Exercise —
Write the material out again in full, word for word. Do not include the pictures.

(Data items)
- - -

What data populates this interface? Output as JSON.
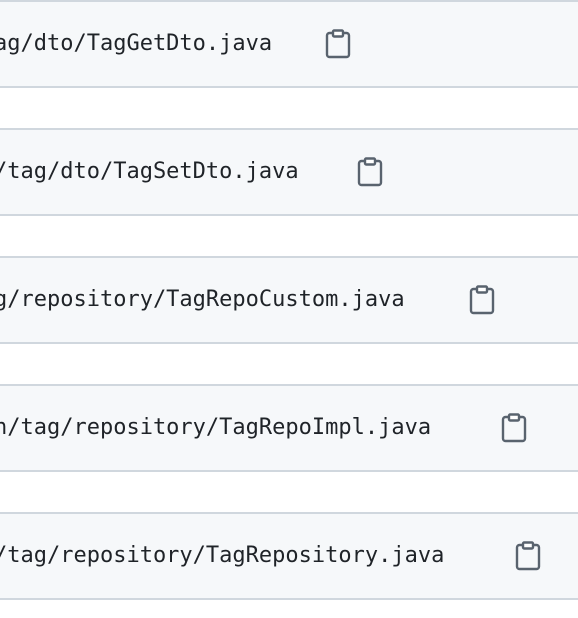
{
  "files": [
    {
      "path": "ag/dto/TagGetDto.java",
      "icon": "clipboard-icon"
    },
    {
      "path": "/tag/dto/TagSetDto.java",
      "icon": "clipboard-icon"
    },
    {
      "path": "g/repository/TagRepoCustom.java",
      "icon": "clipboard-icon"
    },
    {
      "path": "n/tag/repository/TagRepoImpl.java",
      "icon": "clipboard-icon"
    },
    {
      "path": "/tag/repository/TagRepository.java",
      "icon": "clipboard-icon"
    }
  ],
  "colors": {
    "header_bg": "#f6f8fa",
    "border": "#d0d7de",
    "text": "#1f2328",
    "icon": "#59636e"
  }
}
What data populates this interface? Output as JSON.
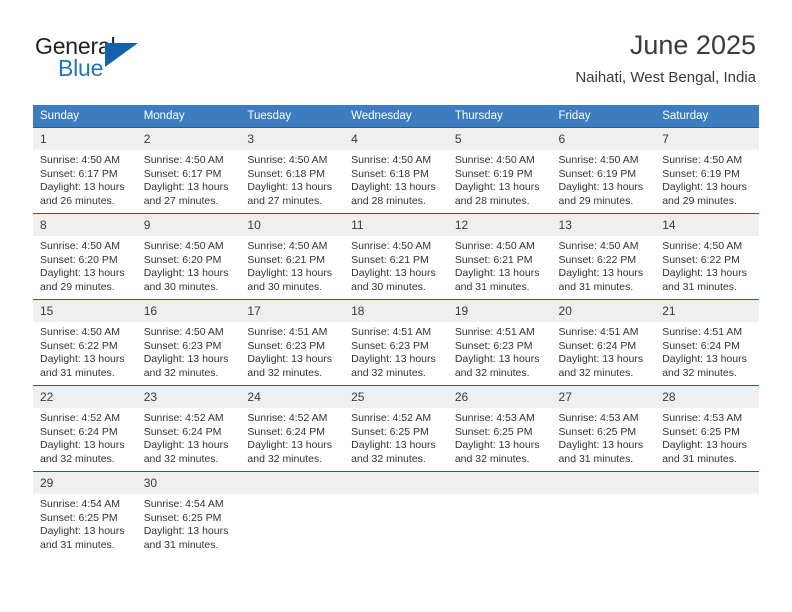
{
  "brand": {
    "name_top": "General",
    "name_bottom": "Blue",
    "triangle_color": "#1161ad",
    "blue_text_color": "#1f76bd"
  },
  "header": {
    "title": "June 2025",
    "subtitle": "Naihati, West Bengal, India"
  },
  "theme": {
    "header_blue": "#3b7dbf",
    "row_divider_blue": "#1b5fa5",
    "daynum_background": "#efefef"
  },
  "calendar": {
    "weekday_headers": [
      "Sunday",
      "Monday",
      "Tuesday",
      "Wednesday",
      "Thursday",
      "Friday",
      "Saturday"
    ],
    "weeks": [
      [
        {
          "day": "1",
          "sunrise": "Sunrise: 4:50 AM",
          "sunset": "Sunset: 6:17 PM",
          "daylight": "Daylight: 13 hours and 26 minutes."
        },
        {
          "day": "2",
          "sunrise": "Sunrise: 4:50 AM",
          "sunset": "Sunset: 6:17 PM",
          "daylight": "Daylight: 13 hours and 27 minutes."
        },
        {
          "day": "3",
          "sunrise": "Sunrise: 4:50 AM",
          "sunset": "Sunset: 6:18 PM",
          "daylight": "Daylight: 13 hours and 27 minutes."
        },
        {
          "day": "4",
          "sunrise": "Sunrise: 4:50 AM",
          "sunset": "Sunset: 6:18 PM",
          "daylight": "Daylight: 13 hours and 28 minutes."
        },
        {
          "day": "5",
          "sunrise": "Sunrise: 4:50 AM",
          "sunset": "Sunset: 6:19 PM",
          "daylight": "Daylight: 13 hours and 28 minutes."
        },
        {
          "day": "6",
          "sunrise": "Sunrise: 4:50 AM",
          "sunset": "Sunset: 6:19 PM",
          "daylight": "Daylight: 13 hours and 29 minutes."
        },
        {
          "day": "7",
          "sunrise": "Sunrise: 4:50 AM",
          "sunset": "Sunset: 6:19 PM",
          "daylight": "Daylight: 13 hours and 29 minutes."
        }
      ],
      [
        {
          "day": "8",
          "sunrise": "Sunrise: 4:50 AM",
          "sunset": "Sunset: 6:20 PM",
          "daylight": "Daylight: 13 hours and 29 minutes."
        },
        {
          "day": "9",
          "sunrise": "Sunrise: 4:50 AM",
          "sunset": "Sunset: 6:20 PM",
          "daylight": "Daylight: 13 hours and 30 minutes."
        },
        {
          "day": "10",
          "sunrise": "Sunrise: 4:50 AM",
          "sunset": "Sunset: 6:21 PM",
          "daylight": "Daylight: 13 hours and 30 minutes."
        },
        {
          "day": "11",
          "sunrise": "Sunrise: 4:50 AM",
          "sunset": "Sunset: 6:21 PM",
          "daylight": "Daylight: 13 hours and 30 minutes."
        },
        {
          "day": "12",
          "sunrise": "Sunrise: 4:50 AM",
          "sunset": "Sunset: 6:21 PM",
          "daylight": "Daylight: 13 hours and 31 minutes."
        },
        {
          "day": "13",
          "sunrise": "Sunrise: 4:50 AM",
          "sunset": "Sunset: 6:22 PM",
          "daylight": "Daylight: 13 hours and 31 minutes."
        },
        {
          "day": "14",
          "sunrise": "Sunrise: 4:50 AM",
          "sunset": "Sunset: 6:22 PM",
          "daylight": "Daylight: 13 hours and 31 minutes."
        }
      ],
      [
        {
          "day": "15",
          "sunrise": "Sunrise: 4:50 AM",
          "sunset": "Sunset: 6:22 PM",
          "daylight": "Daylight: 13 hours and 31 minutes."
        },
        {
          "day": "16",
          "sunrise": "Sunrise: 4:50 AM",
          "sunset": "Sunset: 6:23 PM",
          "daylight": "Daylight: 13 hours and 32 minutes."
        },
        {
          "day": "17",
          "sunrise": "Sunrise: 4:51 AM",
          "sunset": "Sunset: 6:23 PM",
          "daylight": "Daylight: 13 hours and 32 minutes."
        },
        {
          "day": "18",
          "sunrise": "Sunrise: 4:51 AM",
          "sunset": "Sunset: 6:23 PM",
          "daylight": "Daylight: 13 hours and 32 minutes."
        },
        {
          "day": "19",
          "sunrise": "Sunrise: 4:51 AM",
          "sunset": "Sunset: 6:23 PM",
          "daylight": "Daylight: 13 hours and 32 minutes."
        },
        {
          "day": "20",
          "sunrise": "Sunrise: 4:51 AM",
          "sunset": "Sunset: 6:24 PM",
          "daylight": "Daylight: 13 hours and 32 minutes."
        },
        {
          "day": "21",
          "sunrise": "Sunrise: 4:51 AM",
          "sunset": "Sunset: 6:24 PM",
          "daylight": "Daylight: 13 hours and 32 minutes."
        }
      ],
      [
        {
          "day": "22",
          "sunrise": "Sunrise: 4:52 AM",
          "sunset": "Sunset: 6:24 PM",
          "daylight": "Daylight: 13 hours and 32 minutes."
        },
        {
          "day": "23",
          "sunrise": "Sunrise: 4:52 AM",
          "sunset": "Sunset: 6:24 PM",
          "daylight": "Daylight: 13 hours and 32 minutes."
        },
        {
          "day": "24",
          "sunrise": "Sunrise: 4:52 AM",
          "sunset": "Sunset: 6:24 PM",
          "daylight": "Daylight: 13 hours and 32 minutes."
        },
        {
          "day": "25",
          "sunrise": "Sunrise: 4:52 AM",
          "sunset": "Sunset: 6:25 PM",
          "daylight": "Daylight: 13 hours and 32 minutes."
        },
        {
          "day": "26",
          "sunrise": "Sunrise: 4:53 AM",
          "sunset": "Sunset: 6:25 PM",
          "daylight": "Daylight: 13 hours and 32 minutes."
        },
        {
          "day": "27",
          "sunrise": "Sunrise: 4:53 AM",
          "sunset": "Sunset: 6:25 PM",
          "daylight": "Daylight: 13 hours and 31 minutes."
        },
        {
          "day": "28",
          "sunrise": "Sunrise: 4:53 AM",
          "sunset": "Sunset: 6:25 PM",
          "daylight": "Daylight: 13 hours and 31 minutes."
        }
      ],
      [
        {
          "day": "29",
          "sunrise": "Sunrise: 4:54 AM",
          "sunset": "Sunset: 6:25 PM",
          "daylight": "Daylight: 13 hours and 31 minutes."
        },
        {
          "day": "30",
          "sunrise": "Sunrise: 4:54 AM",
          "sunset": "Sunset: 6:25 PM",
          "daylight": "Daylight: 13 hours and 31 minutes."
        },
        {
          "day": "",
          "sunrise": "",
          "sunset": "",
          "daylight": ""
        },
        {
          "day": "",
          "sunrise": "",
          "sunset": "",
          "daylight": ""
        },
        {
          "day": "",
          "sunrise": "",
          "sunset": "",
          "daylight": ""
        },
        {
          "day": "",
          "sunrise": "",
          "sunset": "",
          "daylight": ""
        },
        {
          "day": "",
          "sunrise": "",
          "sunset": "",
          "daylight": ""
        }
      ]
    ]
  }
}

- - -

Reply —
What data populates this interface? Output as JSON.
{
  "files": [
    {
      "path": "ag/dto/TagGetDto.java",
      "icon": "clipboard-icon"
    },
    {
      "path": "/tag/dto/TagSetDto.java",
      "icon": "clipboard-icon"
    },
    {
      "path": "g/repository/TagRepoCustom.java",
      "icon": "clipboard-icon"
    },
    {
      "path": "n/tag/repository/TagRepoImpl.java",
      "icon": "clipboard-icon"
    },
    {
      "path": "/tag/repository/TagRepository.java",
      "icon": "clipboard-icon"
    }
  ],
  "colors": {
    "header_bg": "#f6f8fa",
    "border": "#d0d7de",
    "text": "#1f2328",
    "icon": "#59636e"
  }
}
What data populates this interface? Output as JSON.
{
  "brand": {
    "name_top": "General",
    "name_bottom": "Blue",
    "triangle_color": "#1161ad",
    "blue_text_color": "#1f76bd"
  },
  "header": {
    "title": "June 2025",
    "subtitle": "Naihati, West Bengal, India"
  },
  "theme": {
    "header_blue": "#3b7dbf",
    "row_divider_blue": "#1b5fa5",
    "daynum_background": "#efefef"
  },
  "calendar": {
    "weekday_headers": [
      "Sunday",
      "Monday",
      "Tuesday",
      "Wednesday",
      "Thursday",
      "Friday",
      "Saturday"
    ],
    "weeks": [
      [
        {
          "day": "1",
          "sunrise": "Sunrise: 4:50 AM",
          "sunset": "Sunset: 6:17 PM",
          "daylight": "Daylight: 13 hours and 26 minutes."
        },
        {
          "day": "2",
          "sunrise": "Sunrise: 4:50 AM",
          "sunset": "Sunset: 6:17 PM",
          "daylight": "Daylight: 13 hours and 27 minutes."
        },
        {
          "day": "3",
          "sunrise": "Sunrise: 4:50 AM",
          "sunset": "Sunset: 6:18 PM",
          "daylight": "Daylight: 13 hours and 27 minutes."
        },
        {
          "day": "4",
          "sunrise": "Sunrise: 4:50 AM",
          "sunset": "Sunset: 6:18 PM",
          "daylight": "Daylight: 13 hours and 28 minutes."
        },
        {
          "day": "5",
          "sunrise": "Sunrise: 4:50 AM",
          "sunset": "Sunset: 6:19 PM",
          "daylight": "Daylight: 13 hours and 28 minutes."
        },
        {
          "day": "6",
          "sunrise": "Sunrise: 4:50 AM",
          "sunset": "Sunset: 6:19 PM",
          "daylight": "Daylight: 13 hours and 29 minutes."
        },
        {
          "day": "7",
          "sunrise": "Sunrise: 4:50 AM",
          "sunset": "Sunset: 6:19 PM",
          "daylight": "Daylight: 13 hours and 29 minutes."
        }
      ],
      [
        {
          "day": "8",
          "sunrise": "Sunrise: 4:50 AM",
          "sunset": "Sunset: 6:20 PM",
          "daylight": "Daylight: 13 hours and 29 minutes."
        },
        {
          "day": "9",
          "sunrise": "Sunrise: 4:50 AM",
          "sunset": "Sunset: 6:20 PM",
          "daylight": "Daylight: 13 hours and 30 minutes."
        },
        {
          "day": "10",
          "sunrise": "Sunrise: 4:50 AM",
          "sunset": "Sunset: 6:21 PM",
          "daylight": "Daylight: 13 hours and 30 minutes."
        },
        {
          "day": "11",
          "sunrise": "Sunrise: 4:50 AM",
          "sunset": "Sunset: 6:21 PM",
          "daylight": "Daylight: 13 hours and 30 minutes."
        },
        {
          "day": "12",
          "sunrise": "Sunrise: 4:50 AM",
          "sunset": "Sunset: 6:21 PM",
          "daylight": "Daylight: 13 hours and 31 minutes."
        },
        {
          "day": "13",
          "sunrise": "Sunrise: 4:50 AM",
          "sunset": "Sunset: 6:22 PM",
          "daylight": "Daylight: 13 hours and 31 minutes."
        },
        {
          "day": "14",
          "sunrise": "Sunrise: 4:50 AM",
          "sunset": "Sunset: 6:22 PM",
          "daylight": "Daylight: 13 hours and 31 minutes."
        }
      ],
      [
        {
          "day": "15",
          "sunrise": "Sunrise: 4:50 AM",
          "sunset": "Sunset: 6:22 PM",
          "daylight": "Daylight: 13 hours and 31 minutes."
        },
        {
          "day": "16",
          "sunrise": "Sunrise: 4:50 AM",
          "sunset": "Sunset: 6:23 PM",
          "daylight": "Daylight: 13 hours and 32 minutes."
        },
        {
          "day": "17",
          "sunrise": "Sunrise: 4:51 AM",
          "sunset": "Sunset: 6:23 PM",
          "daylight": "Daylight: 13 hours and 32 minutes."
        },
        {
          "day": "18",
          "sunrise": "Sunrise: 4:51 AM",
          "sunset": "Sunset: 6:23 PM",
          "daylight": "Daylight: 13 hours and 32 minutes."
        },
        {
          "day": "19",
          "sunrise": "Sunrise: 4:51 AM",
          "sunset": "Sunset: 6:23 PM",
          "daylight": "Daylight: 13 hours and 32 minutes."
        },
        {
          "day": "20",
          "sunrise": "Sunrise: 4:51 AM",
          "sunset": "Sunset: 6:24 PM",
          "daylight": "Daylight: 13 hours and 32 minutes."
        },
        {
          "day": "21",
          "sunrise": "Sunrise: 4:51 AM",
          "sunset": "Sunset: 6:24 PM",
          "daylight": "Daylight: 13 hours and 32 minutes."
        }
      ],
      [
        {
          "day": "22",
          "sunrise": "Sunrise: 4:52 AM",
          "sunset": "Sunset: 6:24 PM",
          "daylight": "Daylight: 13 hours and 32 minutes."
        },
        {
          "day": "23",
          "sunrise": "Sunrise: 4:52 AM",
          "sunset": "Sunset: 6:24 PM",
          "daylight": "Daylight: 13 hours and 32 minutes."
        },
        {
          "day": "24",
          "sunrise": "Sunrise: 4:52 AM",
          "sunset": "Sunset: 6:24 PM",
          "daylight": "Daylight: 13 hours and 32 minutes."
        },
        {
          "day": "25",
          "sunrise": "Sunrise: 4:52 AM",
          "sunset": "Sunset: 6:25 PM",
          "daylight": "Daylight: 13 hours and 32 minutes."
        },
        {
          "day": "26",
          "sunrise": "Sunrise: 4:53 AM",
          "sunset": "Sunset: 6:25 PM",
          "daylight": "Daylight: 13 hours and 32 minutes."
        },
        {
          "day": "27",
          "sunrise": "Sunrise: 4:53 AM",
          "sunset": "Sunset: 6:25 PM",
          "daylight": "Daylight: 13 hours and 31 minutes."
        },
        {
          "day": "28",
          "sunrise": "Sunrise: 4:53 AM",
          "sunset": "Sunset: 6:25 PM",
          "daylight": "Daylight: 13 hours and 31 minutes."
        }
      ],
      [
        {
          "day": "29",
          "sunrise": "Sunrise: 4:54 AM",
          "sunset": "Sunset: 6:25 PM",
          "daylight": "Daylight: 13 hours and 31 minutes."
        },
        {
          "day": "30",
          "sunrise": "Sunrise: 4:54 AM",
          "sunset": "Sunset: 6:25 PM",
          "daylight": "Daylight: 13 hours and 31 minutes."
        },
        {
          "day": "",
          "sunrise": "",
          "sunset": "",
          "daylight": ""
        },
        {
          "day": "",
          "sunrise": "",
          "sunset": "",
          "daylight": ""
        },
        {
          "day": "",
          "sunrise": "",
          "sunset": "",
          "daylight": ""
        },
        {
          "day": "",
          "sunrise": "",
          "sunset": "",
          "daylight": ""
        },
        {
          "day": "",
          "sunrise": "",
          "sunset": "",
          "daylight": ""
        }
      ]
    ]
  }
}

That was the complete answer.